(GIVEN INSTRUCTION): Reproduce the data exactly.

+++ RECORDS FOR PROCESSING +++

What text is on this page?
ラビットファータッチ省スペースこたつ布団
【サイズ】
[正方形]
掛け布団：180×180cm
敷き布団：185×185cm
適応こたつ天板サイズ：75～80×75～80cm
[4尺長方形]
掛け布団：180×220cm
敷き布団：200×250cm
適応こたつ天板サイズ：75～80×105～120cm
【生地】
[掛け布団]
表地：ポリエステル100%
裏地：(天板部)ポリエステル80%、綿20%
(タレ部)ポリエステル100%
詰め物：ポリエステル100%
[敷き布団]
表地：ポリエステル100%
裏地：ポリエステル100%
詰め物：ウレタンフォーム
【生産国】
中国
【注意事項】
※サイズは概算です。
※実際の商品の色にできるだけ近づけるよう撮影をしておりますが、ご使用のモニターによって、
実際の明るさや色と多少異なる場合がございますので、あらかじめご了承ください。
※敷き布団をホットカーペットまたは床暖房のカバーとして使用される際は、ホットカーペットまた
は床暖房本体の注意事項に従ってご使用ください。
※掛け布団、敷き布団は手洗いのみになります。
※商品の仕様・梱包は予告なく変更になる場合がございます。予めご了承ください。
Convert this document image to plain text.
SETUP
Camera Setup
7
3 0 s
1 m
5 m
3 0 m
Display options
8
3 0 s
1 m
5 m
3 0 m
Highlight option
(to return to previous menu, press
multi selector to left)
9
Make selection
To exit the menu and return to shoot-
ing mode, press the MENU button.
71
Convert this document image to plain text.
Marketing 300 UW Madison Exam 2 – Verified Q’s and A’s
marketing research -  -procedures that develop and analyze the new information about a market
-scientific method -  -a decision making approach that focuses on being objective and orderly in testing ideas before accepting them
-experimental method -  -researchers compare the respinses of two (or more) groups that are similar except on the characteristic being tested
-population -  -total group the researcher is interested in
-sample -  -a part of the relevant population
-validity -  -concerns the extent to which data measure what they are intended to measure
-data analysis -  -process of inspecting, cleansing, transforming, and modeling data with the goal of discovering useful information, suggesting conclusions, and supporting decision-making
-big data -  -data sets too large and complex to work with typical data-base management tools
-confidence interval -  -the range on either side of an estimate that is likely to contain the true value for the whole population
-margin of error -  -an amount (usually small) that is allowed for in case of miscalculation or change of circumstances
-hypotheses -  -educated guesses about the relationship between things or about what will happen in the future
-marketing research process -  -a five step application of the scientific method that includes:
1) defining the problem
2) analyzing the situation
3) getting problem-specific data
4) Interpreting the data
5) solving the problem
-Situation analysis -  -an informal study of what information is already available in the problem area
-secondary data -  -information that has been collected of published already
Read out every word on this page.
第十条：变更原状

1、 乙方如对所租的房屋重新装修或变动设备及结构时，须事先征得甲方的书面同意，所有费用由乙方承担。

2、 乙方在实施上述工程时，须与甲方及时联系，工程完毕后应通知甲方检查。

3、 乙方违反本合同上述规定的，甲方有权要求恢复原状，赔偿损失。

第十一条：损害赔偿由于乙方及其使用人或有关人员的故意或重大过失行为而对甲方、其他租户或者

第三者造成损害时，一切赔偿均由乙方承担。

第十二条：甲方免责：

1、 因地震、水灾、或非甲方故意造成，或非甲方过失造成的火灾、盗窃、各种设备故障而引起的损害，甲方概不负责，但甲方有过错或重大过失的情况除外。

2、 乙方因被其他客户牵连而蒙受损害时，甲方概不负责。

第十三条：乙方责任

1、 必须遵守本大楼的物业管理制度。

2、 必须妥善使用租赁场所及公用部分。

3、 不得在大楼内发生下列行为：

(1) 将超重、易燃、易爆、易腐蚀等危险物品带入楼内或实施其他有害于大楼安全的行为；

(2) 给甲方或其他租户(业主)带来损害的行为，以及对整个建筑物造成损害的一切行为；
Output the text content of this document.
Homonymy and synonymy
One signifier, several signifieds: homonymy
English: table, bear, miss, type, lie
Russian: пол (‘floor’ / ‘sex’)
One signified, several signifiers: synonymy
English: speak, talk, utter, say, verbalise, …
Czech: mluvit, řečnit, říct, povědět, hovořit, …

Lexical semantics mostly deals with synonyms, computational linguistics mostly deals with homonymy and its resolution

+++

(TASK RESULT):
What text is on this page?
ラビットファータッチ省スペースこたつ布団
【サイズ】
[正方形]
掛け布団：180×180cm
敷き布団：185×185cm
適応こたつ天板サイズ：75～80×75～80cm
[4尺長方形]
掛け布団：180×220cm
敷き布団：200×250cm
適応こたつ天板サイズ：75～80×105～120cm
【生地】
[掛け布団]
表地：ポリエステル100%
裏地：(天板部)ポリエステル80%、綿20%
(タレ部)ポリエステル100%
詰め物：ポリエステル100%
[敷き布団]
表地：ポリエステル100%
裏地：ポリエステル100%
詰め物：ウレタンフォーム
【生産国】
中国
【注意事項】
※サイズは概算です。
※実際の商品の色にできるだけ近づけるよう撮影をしておりますが、ご使用のモニターによって、
実際の明るさや色と多少異なる場合がございますので、あらかじめご了承ください。
※敷き布団をホットカーペットまたは床暖房のカバーとして使用される際は、ホットカーペットまた
は床暖房本体の注意事項に従ってご使用ください。
※掛け布団、敷き布団は手洗いのみになります。
※商品の仕様・梱包は予告なく変更になる場合がございます。予めご了承ください。
Convert this document image to plain text.
SETUP
Camera Setup
7
3 0 s
1 m
5 m
3 0 m
Display options
8
3 0 s
1 m
5 m
3 0 m
Highlight option
(to return to previous menu, press
multi selector to left)
9
Make selection
To exit the menu and return to shoot-
ing mode, press the MENU button.
71
Convert this document image to plain text.
Marketing 300 UW Madison Exam 2 – Verified Q’s and A’s
marketing research -  -procedures that develop and analyze the new information about a market
-scientific method -  -a decision making approach that focuses on being objective and orderly in testing ideas before accepting them
-experimental method -  -researchers compare the respinses of two (or more) groups that are similar except on the characteristic being tested
-population -  -total group the researcher is interested in
-sample -  -a part of the relevant population
-validity -  -concerns the extent to which data measure what they are intended to measure
-data analysis -  -process of inspecting, cleansing, transforming, and modeling data with the goal of discovering useful information, suggesting conclusions, and supporting decision-making
-big data -  -data sets too large and complex to work with typical data-base management tools
-confidence interval -  -the range on either side of an estimate that is likely to contain the true value for the whole population
-margin of error -  -an amount (usually small) that is allowed for in case of miscalculation or change of circumstances
-hypotheses -  -educated guesses about the relationship between things or about what will happen in the future
-marketing research process -  -a five step application of the scientific method that includes:
1) defining the problem
2) analyzing the situation
3) getting problem-specific data
4) Interpreting the data
5) solving the problem
-Situation analysis -  -an informal study of what information is already available in the problem area
-secondary data -  -information that has been collected of published already
Read out every word on this page.
第十条：变更原状

1、 乙方如对所租的房屋重新装修或变动设备及结构时，须事先征得甲方的书面同意，所有费用由乙方承担。

2、 乙方在实施上述工程时，须与甲方及时联系，工程完毕后应通知甲方检查。

3、 乙方违反本合同上述规定的，甲方有权要求恢复原状，赔偿损失。

第十一条：损害赔偿由于乙方及其使用人或有关人员的故意或重大过失行为而对甲方、其他租户或者

第三者造成损害时，一切赔偿均由乙方承担。

第十二条：甲方免责：

1、 因地震、水灾、或非甲方故意造成，或非甲方过失造成的火灾、盗窃、各种设备故障而引起的损害，甲方概不负责，但甲方有过错或重大过失的情况除外。

2、 乙方因被其他客户牵连而蒙受损害时，甲方概不负责。

第十三条：乙方责任

1、 必须遵守本大楼的物业管理制度。

2、 必须妥善使用租赁场所及公用部分。

3、 不得在大楼内发生下列行为：

(1) 将超重、易燃、易爆、易腐蚀等危险物品带入楼内或实施其他有害于大楼安全的行为；

(2) 给甲方或其他租户(业主)带来损害的行为，以及对整个建筑物造成损害的一切行为；
Output the text content of this document.
Homonymy and synonymy
One signifier, several signifieds: homonymy
English: table, bear, miss, type, lie
Russian: пол (‘floor’ / ‘sex’)
One signified, several signifiers: synonymy
English: speak, talk, utter, say, verbalise, …
Czech: mluvit, řečnit, říct, povědět, hovořit, …

Lexical semantics mostly deals with synonyms, computational linguistics mostly deals with homonymy and its resolution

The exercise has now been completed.